By Q2 2026, the SBA has reported significant portfolio stress. Charge-offs are climbing monthly, the Treasury Offset Program is actively intercepting tax refunds across the portfolio, and the agency's collections capacity is overwhelmed. Most stressed borrowers are either in active modification negotiations, in settlement (offer-in-compromise) review, or simply in collection limbo.
If you are reading this because your EIDL is in default or heading toward it, the questions you actually need answered are pragmatic: what funding doors stay open, what closes, and how do you operate the business through the next 24 months without making the situation worse.
What the default actually does to your credit profile
Three distinct credit events happen when an EIDL goes to default and charge-off:
- Business credit bureaus update. The SBA reports defaulted EIDL accounts to Experian Business, Dun and Bradstreet (D and B), and Equifax Business within 60 to 90 days of charge-off. Your business credit scores typically drop 60 to 150 points across all three bureaus.
- Personal credit reports update via Treasury reporting. The Treasury Offset Program shares default data with the personal credit bureaus (Experian, Equifax, TransUnion). Expect a 50 to 100 point drop on personal FICO.
- CAIVRS flag activates. The Credit Alert Verification Reporting System is the federal database used for all SBA, USDA, HUD, VA, and FHA underwriting. A CAIVRS hit makes you ineligible for any new federal-guaranteed credit until the EIDL is resolved.
What funding doors stay open
MCAs and revenue-based financing — mostly open
Most MCA funders do not run CAIVRS checks and do not weight EIDL default heavily in their underwriting. Their decisions are driven by bank statement deposits, NSF activity, time in business, and existing position count. Many will approve merchants with active EIDL defaults at terms that are 0.05 to 0.10 higher in factor than the merchant would otherwise qualify for.
Funders we have seen consistently engage with EIDL-default merchants in 2026: Credibly, CFG Merchant Solutions, Rapid Finance, Fora Financial, and Forward Financing. Funders that decline automatically: most bank-affiliated working capital products, most processor financing products (Square Capital, Stripe Capital, Shopify Capital pull more credit data and weight EIDL default heavily), and most SBA-adjacent products.

Information shown:
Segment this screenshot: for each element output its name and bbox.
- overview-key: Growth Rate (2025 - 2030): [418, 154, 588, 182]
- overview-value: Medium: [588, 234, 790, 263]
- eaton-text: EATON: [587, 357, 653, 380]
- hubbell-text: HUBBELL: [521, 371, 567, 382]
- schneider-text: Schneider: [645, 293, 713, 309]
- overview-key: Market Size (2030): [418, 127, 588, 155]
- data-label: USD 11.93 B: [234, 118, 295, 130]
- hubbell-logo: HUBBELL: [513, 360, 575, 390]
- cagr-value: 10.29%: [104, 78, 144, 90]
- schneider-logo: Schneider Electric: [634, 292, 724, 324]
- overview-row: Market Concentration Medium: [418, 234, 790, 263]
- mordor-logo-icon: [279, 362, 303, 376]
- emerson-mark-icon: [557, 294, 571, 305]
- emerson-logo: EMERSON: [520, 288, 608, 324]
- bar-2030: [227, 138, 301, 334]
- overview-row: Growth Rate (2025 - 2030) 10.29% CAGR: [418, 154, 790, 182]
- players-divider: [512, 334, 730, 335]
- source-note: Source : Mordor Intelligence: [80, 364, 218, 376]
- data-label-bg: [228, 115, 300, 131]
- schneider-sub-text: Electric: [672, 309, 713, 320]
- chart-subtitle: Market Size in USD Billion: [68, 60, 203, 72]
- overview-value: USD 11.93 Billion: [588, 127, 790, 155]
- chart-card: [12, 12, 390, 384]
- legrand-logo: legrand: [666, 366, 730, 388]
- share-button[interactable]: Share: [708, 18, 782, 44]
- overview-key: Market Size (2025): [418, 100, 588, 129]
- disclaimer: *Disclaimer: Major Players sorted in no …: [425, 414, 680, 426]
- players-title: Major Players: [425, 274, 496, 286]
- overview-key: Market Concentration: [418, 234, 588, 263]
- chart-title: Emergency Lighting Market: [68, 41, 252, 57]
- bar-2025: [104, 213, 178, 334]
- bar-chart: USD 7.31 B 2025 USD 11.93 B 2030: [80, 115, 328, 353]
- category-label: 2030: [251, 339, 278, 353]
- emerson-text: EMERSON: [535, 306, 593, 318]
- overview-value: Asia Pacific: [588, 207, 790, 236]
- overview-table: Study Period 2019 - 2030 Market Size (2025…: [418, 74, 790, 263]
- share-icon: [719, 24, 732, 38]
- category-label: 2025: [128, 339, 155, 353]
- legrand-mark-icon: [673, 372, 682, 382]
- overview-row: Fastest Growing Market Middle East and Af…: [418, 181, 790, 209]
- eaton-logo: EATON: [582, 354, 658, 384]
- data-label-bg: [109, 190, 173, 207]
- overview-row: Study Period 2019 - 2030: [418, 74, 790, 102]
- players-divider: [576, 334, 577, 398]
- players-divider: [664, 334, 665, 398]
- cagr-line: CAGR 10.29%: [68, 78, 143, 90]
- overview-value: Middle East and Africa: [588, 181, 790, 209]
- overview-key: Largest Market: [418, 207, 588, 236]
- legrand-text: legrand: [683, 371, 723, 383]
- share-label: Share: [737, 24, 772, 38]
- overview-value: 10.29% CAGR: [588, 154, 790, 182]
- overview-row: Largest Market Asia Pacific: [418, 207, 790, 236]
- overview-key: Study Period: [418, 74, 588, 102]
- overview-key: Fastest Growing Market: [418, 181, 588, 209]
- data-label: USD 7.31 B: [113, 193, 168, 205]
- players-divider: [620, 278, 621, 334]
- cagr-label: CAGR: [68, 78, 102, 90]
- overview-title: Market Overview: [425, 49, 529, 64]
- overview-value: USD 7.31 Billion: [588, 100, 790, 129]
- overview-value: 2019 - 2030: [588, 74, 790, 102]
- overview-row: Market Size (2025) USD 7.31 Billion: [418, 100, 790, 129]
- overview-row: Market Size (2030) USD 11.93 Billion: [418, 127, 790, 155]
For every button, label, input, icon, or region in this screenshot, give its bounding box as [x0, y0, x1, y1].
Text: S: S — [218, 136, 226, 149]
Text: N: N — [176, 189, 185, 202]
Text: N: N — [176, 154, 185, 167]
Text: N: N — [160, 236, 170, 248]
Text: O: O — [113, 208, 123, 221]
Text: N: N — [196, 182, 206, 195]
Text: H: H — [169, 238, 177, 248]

Written instruction 1: Print the part of the article on EIDL default above starting at "- CAIVRS flag" and ending at "otherwise qualify for.".
Written instruction 2:
Answer these from the article on EIDL default:
(a) Within how many days of charge-off does the SBA report defaulted EIDL accounts to the business credit bureaus?
(b) What drop on personal FICO does the article say to expect?
(c) How much higher in factor are the terms that many MCA funders give merchants with active EIDL defaults?
Written instruction 3: Write the next part of the article on EIDL default, picking up after its last sentence.

Right answer 1:
- CAIVRS flag activates. The Credit Alert Verification Reporting System is the federal database used for all SBA, USDA, HUD, VA, and FHA underwriting. A CAIVRS hit makes you ineligible for any new federal-guaranteed credit until the EIDL is resolved.
What funding doors stay open
MCAs and revenue-based financing — mostly open
Most MCA funders do not run CAIVRS checks and do not weight EIDL default heavily in their underwriting. Their decisions are driven by bank statement deposits, NSF activity, time in business, and existing position count. Many will approve merchants with active EIDL defaults at terms that are 0.05 to 0.10 higher in factor than the merchant would otherwise qualify for.

Right answer 2:
(a) Within 60 to 90 days.
(b) A drop of 50 to 100 points.
(c) 0.05 to 0.10 higher.

Right answer 3:
The trade-off is real. You will pay 0.05 to 0.10 more in factor than your underlying credit profile would otherwise justify, and your advance sizes will be smaller. But the MCA path remains a viable working capital option, which is more than can be said for the bank or SBA paths.
Invoice factoring — mostly open
Factoring is based on the creditworthiness of your customers, not yours. A construction subcontractor with an EIDL default can typically still factor receivables from financially strong general contractors. The factor will run a brief check on your business but the underwriting focuses on the invoice itself.
Equipment financing — case-by-case
Equipment lenders are split. The major bank-affiliated lenders (Wells Fargo Equipment Finance, US Bank, BMO) decline automatically on EIDL default. Independent equipment lenders (CIT, Crest Capital, Direct Capital) will consider you case-by-case if the equipment itself has strong collateral value and your post-default operating history is clean.
Revenue-based financing platforms — mostly open
RBF lenders like Pipe, Capchase, Wayflyer, and Clearco use their own underwriting models based on revenue patterns and customer concentration. They tend to weight EIDL default much less than traditional lenders. RBF is structurally well-suited for SaaS, ecommerce, and subscription businesses.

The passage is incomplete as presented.